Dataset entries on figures
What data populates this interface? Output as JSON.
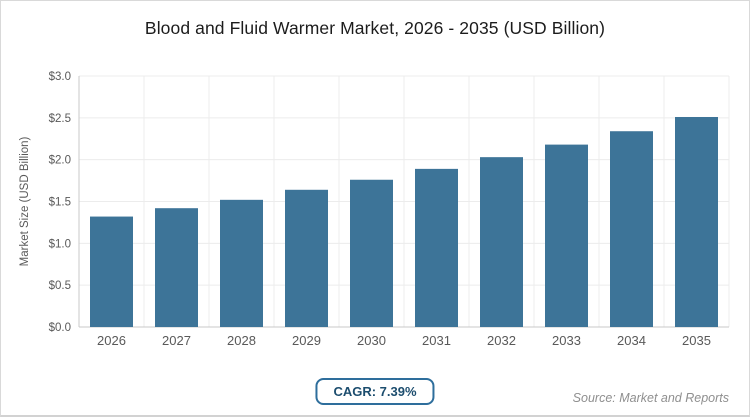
{
  "title": "Blood and Fluid Warmer Market, 2026 - 2035 (USD Billion)",
  "chart_data": {
    "type": "bar",
    "title": "Blood and Fluid Warmer Market, 2026 - 2035 (USD Billion)",
    "categories": [
      "2026",
      "2027",
      "2028",
      "2029",
      "2030",
      "2031",
      "2032",
      "2033",
      "2034",
      "2035"
    ],
    "values": [
      1.32,
      1.42,
      1.52,
      1.64,
      1.76,
      1.89,
      2.03,
      2.18,
      2.34,
      2.51
    ],
    "xlabel": "",
    "ylabel": "Market Size (USD Billion)",
    "ylim": [
      0,
      3.0
    ],
    "ytick_step": 0.5,
    "ytick_prefix": "$",
    "grid": "both",
    "legend": "none"
  },
  "footer": {
    "cagr_label": "CAGR: 7.39%",
    "source": "Source: Market and Reports"
  },
  "colors": {
    "bar": "#3D7498",
    "badge_border": "#2E6E9C",
    "badge_text": "#1C4D6E",
    "gridline": "#ececec",
    "spine": "#c9c9c9",
    "tick_text": "#595959",
    "source_text": "#8f8f8f"
  }
}
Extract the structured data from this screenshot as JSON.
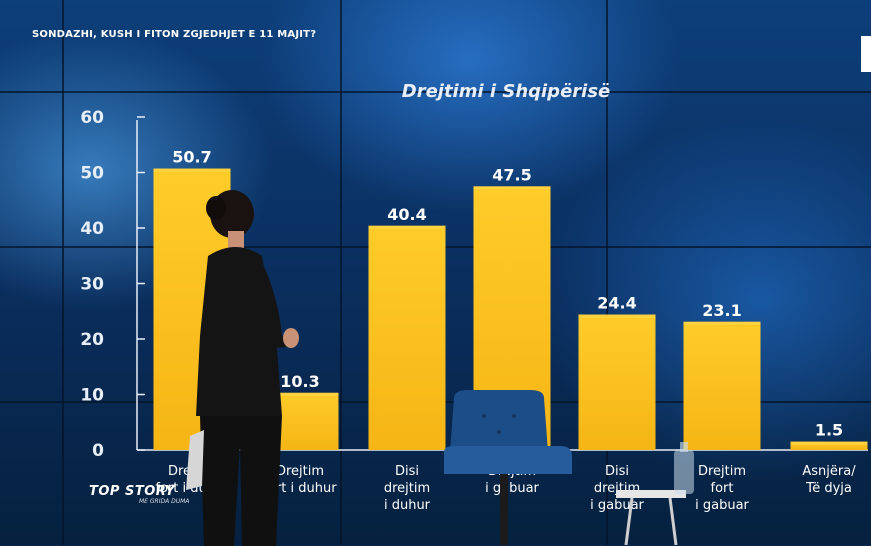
{
  "broadcast": {
    "headline": "SONDAZHI, KUSH I FITON ZGJEDHJET E 11 MAJIT?",
    "show_title": "TOP STORY",
    "show_host": "ME GRIDA DUMA"
  },
  "chart_data": {
    "type": "bar",
    "title": "Drejtimi i Shqipërisë",
    "categories": [
      [
        "Drejtim",
        "fort i duhur"
      ],
      [
        "Drejtim",
        "fort i duhur"
      ],
      [
        "Disi",
        "drejtim",
        "i duhur"
      ],
      [
        "Drejtim",
        "i gabuar"
      ],
      [
        "Disi",
        "drejtim",
        "i gabuar"
      ],
      [
        "Drejtim",
        "fort",
        "i gabuar"
      ],
      [
        "Asnjëra/",
        "Të dyja"
      ]
    ],
    "values": [
      50.7,
      10.3,
      40.4,
      47.5,
      24.4,
      23.1,
      1.5
    ],
    "value_labels": [
      "50.7",
      "10.3",
      "40.4",
      "47.5",
      "24.4",
      "23.1",
      "1.5"
    ],
    "yticks": [
      "0",
      "10",
      "20",
      "30",
      "40",
      "50",
      "60"
    ],
    "ylim": [
      0,
      60
    ],
    "grid": false,
    "legend": "none",
    "colors": {
      "bar": "#f6b21a",
      "bar_light": "#ffd23f",
      "label": "#ffffff",
      "title": "#e8eef8"
    }
  }
}
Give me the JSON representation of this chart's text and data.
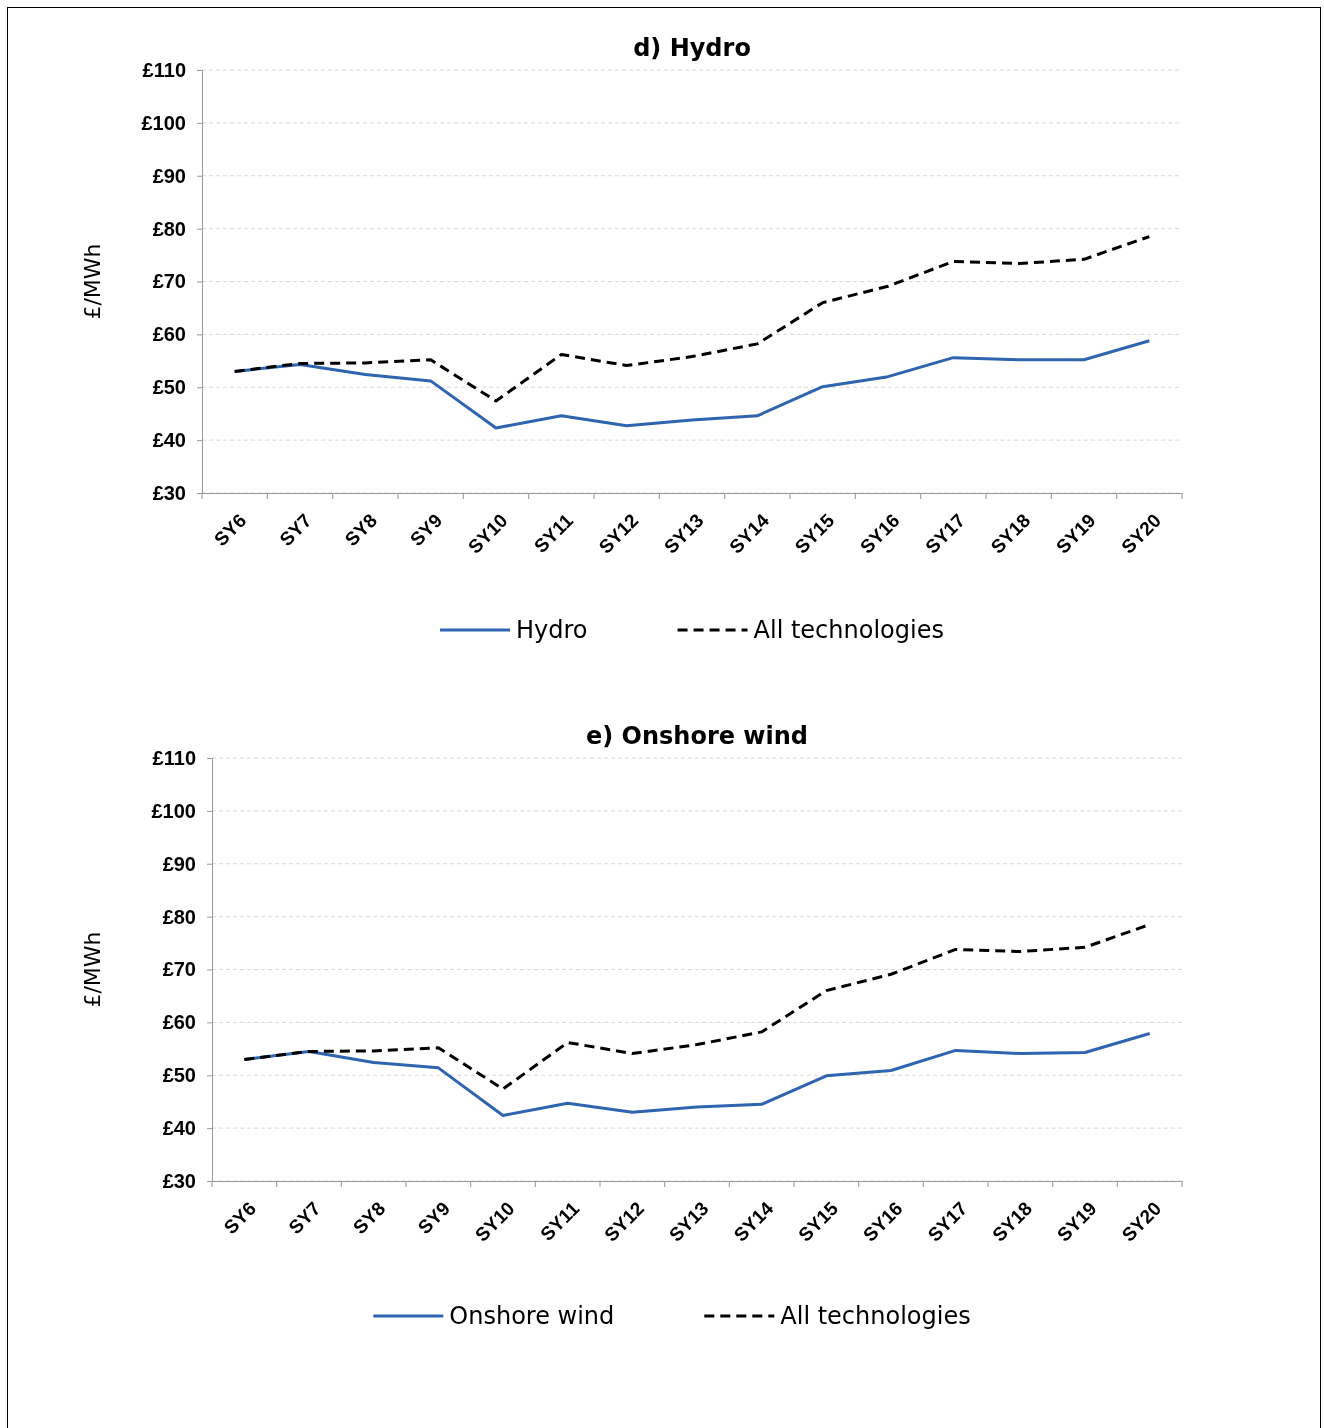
{
  "chart_data": [
    {
      "type": "line",
      "title": "d) Hydro",
      "ylabel": "£/MWh",
      "categories": [
        "SY6",
        "SY7",
        "SY8",
        "SY9",
        "SY10",
        "SY11",
        "SY12",
        "SY13",
        "SY14",
        "SY15",
        "SY16",
        "SY17",
        "SY18",
        "SY19",
        "SY20"
      ],
      "series": [
        {
          "name": "Hydro",
          "color": "#2e64b0",
          "line_style": "solid",
          "values": [
            53,
            54.3,
            52.4,
            51.2,
            42.3,
            44.6,
            42.7,
            43.8,
            44.6,
            50.1,
            52,
            55.6,
            55.2,
            55.2,
            58.8
          ]
        },
        {
          "name": "All technologies",
          "color": "#000000",
          "line_style": "dashed",
          "values": [
            53,
            54.5,
            54.6,
            55.2,
            47.4,
            56.2,
            54.1,
            55.8,
            58.2,
            66,
            69.1,
            73.8,
            73.4,
            74.2,
            78.5
          ]
        }
      ],
      "ylim": [
        30,
        110
      ],
      "yticks": [
        {
          "value": 30,
          "label": "£30"
        },
        {
          "value": 40,
          "label": "£40"
        },
        {
          "value": 50,
          "label": "£50"
        },
        {
          "value": 60,
          "label": "£60"
        },
        {
          "value": 70,
          "label": "£70"
        },
        {
          "value": 80,
          "label": "£80"
        },
        {
          "value": 90,
          "label": "£90"
        },
        {
          "value": 100,
          "label": "£100"
        },
        {
          "value": 110,
          "label": "£110"
        }
      ],
      "grid": "y",
      "legend": "bottom",
      "marker": "none"
    },
    {
      "type": "line",
      "title": "e) Onshore wind",
      "ylabel": "£/MWh",
      "categories": [
        "SY6",
        "SY7",
        "SY8",
        "SY9",
        "SY10",
        "SY11",
        "SY12",
        "SY13",
        "SY14",
        "SY15",
        "SY16",
        "SY17",
        "SY18",
        "SY19",
        "SY20"
      ],
      "series": [
        {
          "name": "Onshore wind",
          "color": "#2e64b0",
          "line_style": "solid",
          "values": [
            53,
            54.5,
            52.4,
            51.4,
            42.4,
            44.7,
            43,
            44,
            44.5,
            49.9,
            50.9,
            54.7,
            54.1,
            54.3,
            57.9
          ]
        },
        {
          "name": "All technologies",
          "color": "#000000",
          "line_style": "dashed",
          "values": [
            53,
            54.5,
            54.6,
            55.2,
            47.4,
            56.2,
            54.1,
            55.8,
            58.2,
            66,
            69.1,
            73.8,
            73.4,
            74.2,
            78.5
          ]
        }
      ],
      "ylim": [
        30,
        110
      ],
      "yticks": [
        {
          "value": 30,
          "label": "£30"
        },
        {
          "value": 40,
          "label": "£40"
        },
        {
          "value": 50,
          "label": "£50"
        },
        {
          "value": 60,
          "label": "£60"
        },
        {
          "value": 70,
          "label": "£70"
        },
        {
          "value": 80,
          "label": "£80"
        },
        {
          "value": 90,
          "label": "£90"
        },
        {
          "value": 100,
          "label": "£100"
        },
        {
          "value": 110,
          "label": "£110"
        }
      ],
      "grid": "y",
      "legend": "bottom",
      "marker": "none"
    }
  ]
}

Task = Leave the pictures out and write out every entry exactly as given.

Result for this task =
What data populates this interface? Output as JSON.
{
  "title": "Blood and Fluid Warmer Market, 2026 - 2035 (USD Billion)",
  "chart_data": {
    "type": "bar",
    "title": "Blood and Fluid Warmer Market, 2026 - 2035 (USD Billion)",
    "categories": [
      "2026",
      "2027",
      "2028",
      "2029",
      "2030",
      "2031",
      "2032",
      "2033",
      "2034",
      "2035"
    ],
    "values": [
      1.32,
      1.42,
      1.52,
      1.64,
      1.76,
      1.89,
      2.03,
      2.18,
      2.34,
      2.51
    ],
    "xlabel": "",
    "ylabel": "Market Size (USD Billion)",
    "ylim": [
      0,
      3.0
    ],
    "ytick_step": 0.5,
    "ytick_prefix": "$",
    "grid": "both",
    "legend": "none"
  },
  "footer": {
    "cagr_label": "CAGR: 7.39%",
    "source": "Source: Market and Reports"
  },
  "colors": {
    "bar": "#3D7498",
    "badge_border": "#2E6E9C",
    "badge_text": "#1C4D6E",
    "gridline": "#ececec",
    "spine": "#c9c9c9",
    "tick_text": "#595959",
    "source_text": "#8f8f8f"
  }
}
Extract the structured data from this screenshot as JSON.
{
  "broadcast": {
    "headline": "SONDAZHI, KUSH I FITON ZGJEDHJET E 11 MAJIT?",
    "show_title": "TOP STORY",
    "show_host": "ME GRIDA DUMA"
  },
  "chart_data": {
    "type": "bar",
    "title": "Drejtimi i Shqipërisë",
    "categories": [
      [
        "Drejtim",
        "fort i duhur"
      ],
      [
        "Drejtim",
        "fort i duhur"
      ],
      [
        "Disi",
        "drejtim",
        "i duhur"
      ],
      [
        "Drejtim",
        "i gabuar"
      ],
      [
        "Disi",
        "drejtim",
        "i gabuar"
      ],
      [
        "Drejtim",
        "fort",
        "i gabuar"
      ],
      [
        "Asnjëra/",
        "Të dyja"
      ]
    ],
    "values": [
      50.7,
      10.3,
      40.4,
      47.5,
      24.4,
      23.1,
      1.5
    ],
    "value_labels": [
      "50.7",
      "10.3",
      "40.4",
      "47.5",
      "24.4",
      "23.1",
      "1.5"
    ],
    "yticks": [
      "0",
      "10",
      "20",
      "30",
      "40",
      "50",
      "60"
    ],
    "ylim": [
      0,
      60
    ],
    "grid": false,
    "legend": "none",
    "colors": {
      "bar": "#f6b21a",
      "bar_light": "#ffd23f",
      "label": "#ffffff",
      "title": "#e8eef8"
    }
  }
}
Give me the JSON representation of this chart's text and data.
{
  "chart_data": [
    {
      "type": "line",
      "title": "d) Hydro",
      "ylabel": "£/MWh",
      "categories": [
        "SY6",
        "SY7",
        "SY8",
        "SY9",
        "SY10",
        "SY11",
        "SY12",
        "SY13",
        "SY14",
        "SY15",
        "SY16",
        "SY17",
        "SY18",
        "SY19",
        "SY20"
      ],
      "series": [
        {
          "name": "Hydro",
          "color": "#2e64b0",
          "line_style": "solid",
          "values": [
            53,
            54.3,
            52.4,
            51.2,
            42.3,
            44.6,
            42.7,
            43.8,
            44.6,
            50.1,
            52,
            55.6,
            55.2,
            55.2,
            58.8
          ]
        },
        {
          "name": "All technologies",
          "color": "#000000",
          "line_style": "dashed",
          "values": [
            53,
            54.5,
            54.6,
            55.2,
            47.4,
            56.2,
            54.1,
            55.8,
            58.2,
            66,
            69.1,
            73.8,
            73.4,
            74.2,
            78.5
          ]
        }
      ],
      "ylim": [
        30,
        110
      ],
      "yticks": [
        {
          "value": 30,
          "label": "£30"
        },
        {
          "value": 40,
          "label": "£40"
        },
        {
          "value": 50,
          "label": "£50"
        },
        {
          "value": 60,
          "label": "£60"
        },
        {
          "value": 70,
          "label": "£70"
        },
        {
          "value": 80,
          "label": "£80"
        },
        {
          "value": 90,
          "label": "£90"
        },
        {
          "value": 100,
          "label": "£100"
        },
        {
          "value": 110,
          "label": "£110"
        }
      ],
      "grid": "y",
      "legend": "bottom",
      "marker": "none"
    },
    {
      "type": "line",
      "title": "e) Onshore wind",
      "ylabel": "£/MWh",
      "categories": [
        "SY6",
        "SY7",
        "SY8",
        "SY9",
        "SY10",
        "SY11",
        "SY12",
        "SY13",
        "SY14",
        "SY15",
        "SY16",
        "SY17",
        "SY18",
        "SY19",
        "SY20"
      ],
      "series": [
        {
          "name": "Onshore wind",
          "color": "#2e64b0",
          "line_style": "solid",
          "values": [
            53,
            54.5,
            52.4,
            51.4,
            42.4,
            44.7,
            43,
            44,
            44.5,
            49.9,
            50.9,
            54.7,
            54.1,
            54.3,
            57.9
          ]
        },
        {
          "name": "All technologies",
          "color": "#000000",
          "line_style": "dashed",
          "values": [
            53,
            54.5,
            54.6,
            55.2,
            47.4,
            56.2,
            54.1,
            55.8,
            58.2,
            66,
            69.1,
            73.8,
            73.4,
            74.2,
            78.5
          ]
        }
      ],
      "ylim": [
        30,
        110
      ],
      "yticks": [
        {
          "value": 30,
          "label": "£30"
        },
        {
          "value": 40,
          "label": "£40"
        },
        {
          "value": 50,
          "label": "£50"
        },
        {
          "value": 60,
          "label": "£60"
        },
        {
          "value": 70,
          "label": "£70"
        },
        {
          "value": 80,
          "label": "£80"
        },
        {
          "value": 90,
          "label": "£90"
        },
        {
          "value": 100,
          "label": "£100"
        },
        {
          "value": 110,
          "label": "£110"
        }
      ],
      "grid": "y",
      "legend": "bottom",
      "marker": "none"
    }
  ]
}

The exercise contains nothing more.